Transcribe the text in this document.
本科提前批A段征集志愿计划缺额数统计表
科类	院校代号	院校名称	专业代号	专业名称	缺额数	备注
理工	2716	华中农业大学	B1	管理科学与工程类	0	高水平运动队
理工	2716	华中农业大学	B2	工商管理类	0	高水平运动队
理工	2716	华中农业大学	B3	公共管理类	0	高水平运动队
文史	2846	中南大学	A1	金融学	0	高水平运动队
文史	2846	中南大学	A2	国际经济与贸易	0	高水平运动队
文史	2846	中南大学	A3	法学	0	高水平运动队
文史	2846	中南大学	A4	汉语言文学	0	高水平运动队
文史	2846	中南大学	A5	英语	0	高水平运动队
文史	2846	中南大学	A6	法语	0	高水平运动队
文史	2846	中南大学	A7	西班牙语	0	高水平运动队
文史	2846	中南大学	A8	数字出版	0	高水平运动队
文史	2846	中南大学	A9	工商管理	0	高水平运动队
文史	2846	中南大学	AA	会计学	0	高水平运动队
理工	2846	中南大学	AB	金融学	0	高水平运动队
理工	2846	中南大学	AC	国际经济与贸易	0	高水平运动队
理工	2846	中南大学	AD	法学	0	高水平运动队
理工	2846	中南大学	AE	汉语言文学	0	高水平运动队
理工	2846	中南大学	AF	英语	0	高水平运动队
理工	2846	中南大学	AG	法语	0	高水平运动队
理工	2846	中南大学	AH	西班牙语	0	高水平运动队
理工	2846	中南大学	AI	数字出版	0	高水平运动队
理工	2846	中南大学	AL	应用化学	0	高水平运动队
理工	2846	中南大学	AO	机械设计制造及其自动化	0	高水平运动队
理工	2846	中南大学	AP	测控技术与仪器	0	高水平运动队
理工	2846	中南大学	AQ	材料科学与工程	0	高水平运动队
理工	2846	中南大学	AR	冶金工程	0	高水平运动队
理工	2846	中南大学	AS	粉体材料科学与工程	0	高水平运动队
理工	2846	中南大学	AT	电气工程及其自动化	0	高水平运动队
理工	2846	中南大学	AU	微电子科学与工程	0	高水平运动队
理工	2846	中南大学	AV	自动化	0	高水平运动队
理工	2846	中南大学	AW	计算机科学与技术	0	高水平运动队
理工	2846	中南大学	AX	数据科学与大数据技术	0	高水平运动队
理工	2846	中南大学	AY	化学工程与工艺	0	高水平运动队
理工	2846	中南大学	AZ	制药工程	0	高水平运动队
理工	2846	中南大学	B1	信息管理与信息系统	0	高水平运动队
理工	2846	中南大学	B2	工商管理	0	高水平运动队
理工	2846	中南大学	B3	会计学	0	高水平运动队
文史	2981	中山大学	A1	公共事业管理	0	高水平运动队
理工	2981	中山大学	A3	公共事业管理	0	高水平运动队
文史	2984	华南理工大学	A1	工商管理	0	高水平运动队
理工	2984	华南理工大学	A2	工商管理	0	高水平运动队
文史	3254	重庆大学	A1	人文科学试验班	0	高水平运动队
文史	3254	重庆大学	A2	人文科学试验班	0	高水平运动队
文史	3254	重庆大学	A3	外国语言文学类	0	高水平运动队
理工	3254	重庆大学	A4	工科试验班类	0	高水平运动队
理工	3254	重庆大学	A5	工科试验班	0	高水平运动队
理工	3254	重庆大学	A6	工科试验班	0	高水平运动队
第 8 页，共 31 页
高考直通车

- [Instruction]: Retype the whole listing, matching it exactly.

- [Output]:
Transcribe the text in this document.
本科提前批A段征集志愿计划缺额数统计表
科类	院校代号	院校名称	专业代号	专业名称	缺额数	备注
理工	2716	华中农业大学	B1	管理科学与工程类	0	高水平运动队
理工	2716	华中农业大学	B2	工商管理类	0	高水平运动队
理工	2716	华中农业大学	B3	公共管理类	0	高水平运动队
文史	2846	中南大学	A1	金融学	0	高水平运动队
文史	2846	中南大学	A2	国际经济与贸易	0	高水平运动队
文史	2846	中南大学	A3	法学	0	高水平运动队
文史	2846	中南大学	A4	汉语言文学	0	高水平运动队
文史	2846	中南大学	A5	英语	0	高水平运动队
文史	2846	中南大学	A6	法语	0	高水平运动队
文史	2846	中南大学	A7	西班牙语	0	高水平运动队
文史	2846	中南大学	A8	数字出版	0	高水平运动队
文史	2846	中南大学	A9	工商管理	0	高水平运动队
文史	2846	中南大学	AA	会计学	0	高水平运动队
理工	2846	中南大学	AB	金融学	0	高水平运动队
理工	2846	中南大学	AC	国际经济与贸易	0	高水平运动队
理工	2846	中南大学	AD	法学	0	高水平运动队
理工	2846	中南大学	AE	汉语言文学	0	高水平运动队
理工	2846	中南大学	AF	英语	0	高水平运动队
理工	2846	中南大学	AG	法语	0	高水平运动队
理工	2846	中南大学	AH	西班牙语	0	高水平运动队
理工	2846	中南大学	AI	数字出版	0	高水平运动队
理工	2846	中南大学	AL	应用化学	0	高水平运动队
理工	2846	中南大学	AO	机械设计制造及其自动化	0	高水平运动队
理工	2846	中南大学	AP	测控技术与仪器	0	高水平运动队
理工	2846	中南大学	AQ	材料科学与工程	0	高水平运动队
理工	2846	中南大学	AR	冶金工程	0	高水平运动队
理工	2846	中南大学	AS	粉体材料科学与工程	0	高水平运动队
理工	2846	中南大学	AT	电气工程及其自动化	0	高水平运动队
理工	2846	中南大学	AU	微电子科学与工程	0	高水平运动队
理工	2846	中南大学	AV	自动化	0	高水平运动队
理工	2846	中南大学	AW	计算机科学与技术	0	高水平运动队
理工	2846	中南大学	AX	数据科学与大数据技术	0	高水平运动队
理工	2846	中南大学	AY	化学工程与工艺	0	高水平运动队
理工	2846	中南大学	AZ	制药工程	0	高水平运动队
理工	2846	中南大学	B1	信息管理与信息系统	0	高水平运动队
理工	2846	中南大学	B2	工商管理	0	高水平运动队
理工	2846	中南大学	B3	会计学	0	高水平运动队
文史	2981	中山大学	A1	公共事业管理	0	高水平运动队
理工	2981	中山大学	A3	公共事业管理	0	高水平运动队
文史	2984	华南理工大学	A1	工商管理	0	高水平运动队
理工	2984	华南理工大学	A2	工商管理	0	高水平运动队
文史	3254	重庆大学	A1	人文科学试验班	0	高水平运动队
文史	3254	重庆大学	A2	人文科学试验班	0	高水平运动队
文史	3254	重庆大学	A3	外国语言文学类	0	高水平运动队
理工	3254	重庆大学	A4	工科试验班类	0	高水平运动队
理工	3254	重庆大学	A5	工科试验班	0	高水平运动队
理工	3254	重庆大学	A6	工科试验班	0	高水平运动队
第 8 页，共 31 页
高考直通车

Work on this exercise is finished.